* BEGIN Excerpted passage *

The Liberty Memorial (Danish: Frihedsstøtten), located in front of Central Station in Copenhagen, Denmark, is a 20 meter tall obelisque erected in memory of the peasant reforms in 1788 which led to the abolition of serfdom (Danish: Stavnsbåndet).

Design
The 20 metre tall obelisque is made of sandstone from Nexø on Bornholm and its base is made of Norwegian marble. The four female figures at the base of the obelisque symbolise Bravery, Civic Virtue, Fidelity and the Industrious Cultivation of Land.

History

 
The architect and painter Nicolai Abildgaard was charged with the design of the monument. The four statues and two reliefs were created by Johannes Wiedewelt, Nicolai Dajon and Andreas Weidenhaupt. The foundation stone was set by Crown Prince Frederick (VI), on 21 September 1792 and it was completed in September 1797.

* END Excerpted passage *
* BEGIN Entries *

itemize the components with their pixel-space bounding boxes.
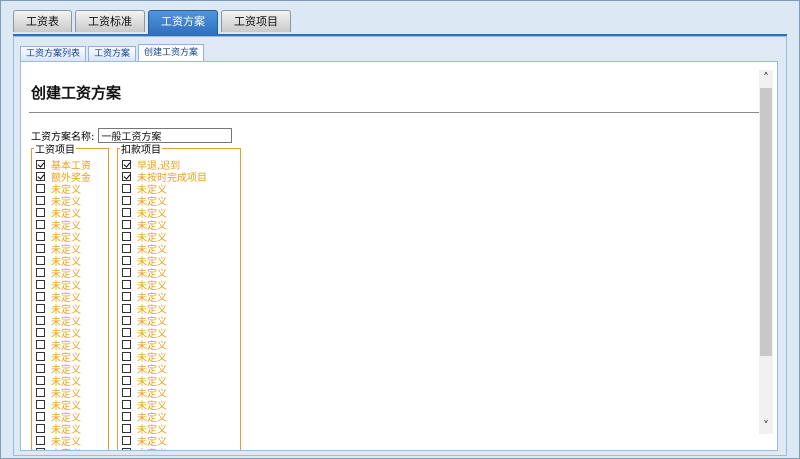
- salary-checkbox[interactable]: [36, 327, 45, 337]
- salary-checkbox[interactable]: [36, 207, 45, 217]
- salary-items-legend: 工资项目: [35, 145, 75, 156]
- deduction-checkbox[interactable]: [122, 267, 131, 277]
- deduction-checkbox[interactable]: [122, 411, 131, 421]
- deduction-checkbox[interactable]: [122, 363, 131, 373]
- deduction-checkbox[interactable]: [122, 399, 131, 409]
- tab-panel: 工资方案列表 工资方案 创建工资方案 创建工资方案 工资方案名称: 工资项目 基…: [13, 36, 787, 456]
- salary-checkbox[interactable]: [36, 231, 45, 241]
- salary-checkbox[interactable]: [36, 159, 45, 169]
- deduction-checkbox[interactable]: [122, 327, 131, 337]
- content-area: 创建工资方案 工资方案名称: 工资项目 基本工资额外奖金未定义未定义未定义未定义…: [20, 61, 778, 451]
- salary-checkbox[interactable]: [36, 171, 45, 181]
- deduction-checkbox[interactable]: [122, 423, 131, 433]
- deduction-items-group: 扣款项目 早退,迟到 未按时完成项目 未定义 未定义 未定义 未定义 未定义 未定义 未定义 未定…: [117, 141, 241, 451]
- salary-checkbox[interactable]: [36, 291, 45, 301]
- deduction-item: 未定义: [121, 445, 237, 451]
- salary-item-label: 未定义: [51, 445, 81, 451]
- deduction-items-list: 早退,迟到 未按时完成项目 未定义 未定义 未定义 未定义 未定义 未定义 未定义 未定义 未定义未…: [121, 158, 237, 451]
- vertical-scrollbar[interactable]: ˄ ˅: [759, 70, 773, 434]
- deduction-checkbox[interactable]: [122, 279, 131, 289]
- deduction-checkbox[interactable]: [122, 291, 131, 301]
- salary-checkbox[interactable]: [36, 279, 45, 289]
- salary-items-list: 基本工资 额外奖金 未定义 未定义 未定义 未定义 未定义 未定义 未定义 未定义 未定义 未定义 未定…: [35, 158, 105, 451]
- salary-item: 未定义: [35, 445, 105, 451]
- page-title: 创建工资方案: [31, 84, 122, 102]
- deduction-checkbox[interactable]: [122, 219, 131, 229]
- deduction-checkbox[interactable]: [122, 447, 131, 450]
- salary-checkbox[interactable]: [36, 375, 45, 385]
- salary-checkbox[interactable]: [36, 423, 45, 433]
- sub-tab-bar: 工资方案列表 工资方案 创建工资方案: [20, 44, 205, 61]
- salary-checkbox[interactable]: [36, 195, 45, 205]
- tab-salary-standard[interactable]: 工资标准: [75, 10, 145, 32]
- salary-checkbox[interactable]: [36, 339, 45, 349]
- deduction-checkbox[interactable]: [122, 195, 131, 205]
- subtab-scheme-list[interactable]: 工资方案列表: [20, 46, 87, 61]
- deduction-checkbox[interactable]: [122, 339, 131, 349]
- chevron-up-icon[interactable]: ˄: [759, 70, 773, 86]
- deduction-checkbox[interactable]: [122, 351, 131, 361]
- salary-checkbox[interactable]: [36, 183, 45, 193]
- salary-checkbox[interactable]: [36, 435, 45, 445]
- salary-checkbox[interactable]: [36, 219, 45, 229]
- chevron-down-icon[interactable]: ˅: [759, 418, 773, 434]
- subtab-scheme[interactable]: 工资方案: [88, 46, 137, 61]
- deduction-items-legend: 扣款项目: [121, 145, 161, 156]
- deduction-checkbox[interactable]: [122, 183, 131, 193]
- salary-checkbox[interactable]: [36, 303, 45, 313]
- deduction-checkbox[interactable]: [122, 435, 131, 445]
- scrollbar-thumb[interactable]: [760, 88, 772, 356]
- deduction-checkbox[interactable]: [122, 159, 131, 169]
- divider: [29, 112, 759, 113]
- deduction-checkbox[interactable]: [122, 231, 131, 241]
- deduction-checkbox[interactable]: [122, 207, 131, 217]
- deduction-checkbox[interactable]: [122, 303, 131, 313]
- subtab-create-scheme[interactable]: 创建工资方案: [138, 44, 205, 61]
- salary-checkbox[interactable]: [36, 315, 45, 325]
- tab-salary-scheme[interactable]: 工资方案: [148, 10, 218, 35]
- salary-checkbox[interactable]: [36, 399, 45, 409]
- salary-checkbox[interactable]: [36, 363, 45, 373]
- salary-checkbox[interactable]: [36, 387, 45, 397]
- salary-checkbox[interactable]: [36, 255, 45, 265]
- salary-checkbox[interactable]: [36, 447, 45, 450]
- deduction-checkbox[interactable]: [122, 375, 131, 385]
- salary-items-group: 工资项目 基本工资 额外奖金 未定义 未定义 未定义 未定义 未定义 未定义 未定义 未定义 未定义…: [31, 141, 109, 451]
- deduction-checkbox[interactable]: [122, 387, 131, 397]
- app-window: 工资表 工资标准 工资方案 工资项目 工资方案列表 工资方案 创建工资方案 创建…: [0, 0, 800, 459]
- salary-checkbox[interactable]: [36, 267, 45, 277]
- deduction-checkbox[interactable]: [122, 243, 131, 253]
- deduction-item-label: 未定义: [137, 445, 167, 451]
- salary-checkbox[interactable]: [36, 411, 45, 421]
- tab-salary-items[interactable]: 工资项目: [221, 10, 291, 32]
- salary-checkbox[interactable]: [36, 243, 45, 253]
- main-tab-bar: 工资表 工资标准 工资方案 工资项目: [13, 10, 291, 35]
- tab-salary-table[interactable]: 工资表: [13, 10, 72, 32]
- deduction-checkbox[interactable]: [122, 171, 131, 181]
- salary-checkbox[interactable]: [36, 351, 45, 361]
- deduction-checkbox[interactable]: [122, 315, 131, 325]
- deduction-checkbox[interactable]: [122, 255, 131, 265]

* END Entries *

• [Task objective] Decide whether each statement below agrees with the Liberty Memorial passage, answering yes or no and quoting the words of the passage that decide it. 1. The base of the monument is made of sandstone from Nexø. 2. Crown Prince Frederick set the foundation stone on 21 September 1792. 3. The memorial stands in front of Central Station in Copenhagen. The listing is not needed here.

• [Answer]
1. No: "its base is made of Norwegian marble"
2. Yes: "The foundation stone was set by Crown Prince Frederick (VI), on 21 September 1792"
3. Yes: "located in front of Central Station in Copenhagen, Denmark"